» **PROBLEM STATEMENT**
The data must be written out once more, precisely as given.
ENTRIES SUPPLIED start
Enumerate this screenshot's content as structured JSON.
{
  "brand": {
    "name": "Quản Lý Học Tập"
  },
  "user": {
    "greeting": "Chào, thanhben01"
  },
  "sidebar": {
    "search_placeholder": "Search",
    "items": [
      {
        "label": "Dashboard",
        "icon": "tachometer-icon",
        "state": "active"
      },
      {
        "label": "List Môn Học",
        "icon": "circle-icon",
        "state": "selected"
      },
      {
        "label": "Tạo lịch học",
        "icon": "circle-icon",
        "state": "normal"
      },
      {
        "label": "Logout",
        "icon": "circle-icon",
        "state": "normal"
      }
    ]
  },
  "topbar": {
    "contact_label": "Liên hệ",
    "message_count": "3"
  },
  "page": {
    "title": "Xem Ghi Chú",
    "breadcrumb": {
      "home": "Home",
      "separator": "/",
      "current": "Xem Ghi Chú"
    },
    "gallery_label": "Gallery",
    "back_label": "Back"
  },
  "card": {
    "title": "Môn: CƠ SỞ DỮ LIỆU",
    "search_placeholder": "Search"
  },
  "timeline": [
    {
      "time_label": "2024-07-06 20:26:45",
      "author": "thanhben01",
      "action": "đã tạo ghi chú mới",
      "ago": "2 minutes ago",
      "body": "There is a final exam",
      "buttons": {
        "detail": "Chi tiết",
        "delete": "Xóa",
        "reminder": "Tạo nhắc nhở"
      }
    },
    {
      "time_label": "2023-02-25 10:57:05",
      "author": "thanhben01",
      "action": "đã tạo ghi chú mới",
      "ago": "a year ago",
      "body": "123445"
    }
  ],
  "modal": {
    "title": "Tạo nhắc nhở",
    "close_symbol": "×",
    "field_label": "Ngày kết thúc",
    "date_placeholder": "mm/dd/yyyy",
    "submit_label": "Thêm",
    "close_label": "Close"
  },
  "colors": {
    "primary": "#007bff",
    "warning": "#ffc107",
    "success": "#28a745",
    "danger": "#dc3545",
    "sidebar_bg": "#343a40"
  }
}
ENTRIES SUPPLIED end
» **SOLUTION**
Enumerate this screenshot's content as structured JSON.
{
  "brand": {
    "name": "Quản Lý Học Tập"
  },
  "user": {
    "greeting": "Chào, thanhben01"
  },
  "sidebar": {
    "search_placeholder": "Search",
    "items": [
      {
        "label": "Dashboard",
        "icon": "tachometer-icon",
        "state": "active"
      },
      {
        "label": "List Môn Học",
        "icon": "circle-icon",
        "state": "selected"
      },
      {
        "label": "Tạo lịch học",
        "icon": "circle-icon",
        "state": "normal"
      },
      {
        "label": "Logout",
        "icon": "circle-icon",
        "state": "normal"
      }
    ]
  },
  "topbar": {
    "contact_label": "Liên hệ",
    "message_count": "3"
  },
  "page": {
    "title": "Xem Ghi Chú",
    "breadcrumb": {
      "home": "Home",
      "separator": "/",
      "current": "Xem Ghi Chú"
    },
    "gallery_label": "Gallery",
    "back_label": "Back"
  },
  "card": {
    "title": "Môn: CƠ SỞ DỮ LIỆU",
    "search_placeholder": "Search"
  },
  "timeline": [
    {
      "time_label": "2024-07-06 20:26:45",
      "author": "thanhben01",
      "action": "đã tạo ghi chú mới",
      "ago": "2 minutes ago",
      "body": "There is a final exam",
      "buttons": {
        "detail": "Chi tiết",
        "delete": "Xóa",
        "reminder": "Tạo nhắc nhở"
      }
    },
    {
      "time_label": "2023-02-25 10:57:05",
      "author": "thanhben01",
      "action": "đã tạo ghi chú mới",
      "ago": "a year ago",
      "body": "123445"
    }
  ],
  "modal": {
    "title": "Tạo nhắc nhở",
    "close_symbol": "×",
    "field_label": "Ngày kết thúc",
    "date_placeholder": "mm/dd/yyyy",
    "submit_label": "Thêm",
    "close_label": "Close"
  },
  "colors": {
    "primary": "#007bff",
    "warning": "#ffc107",
    "success": "#28a745",
    "danger": "#dc3545",
    "sidebar_bg": "#343a40"
  }
}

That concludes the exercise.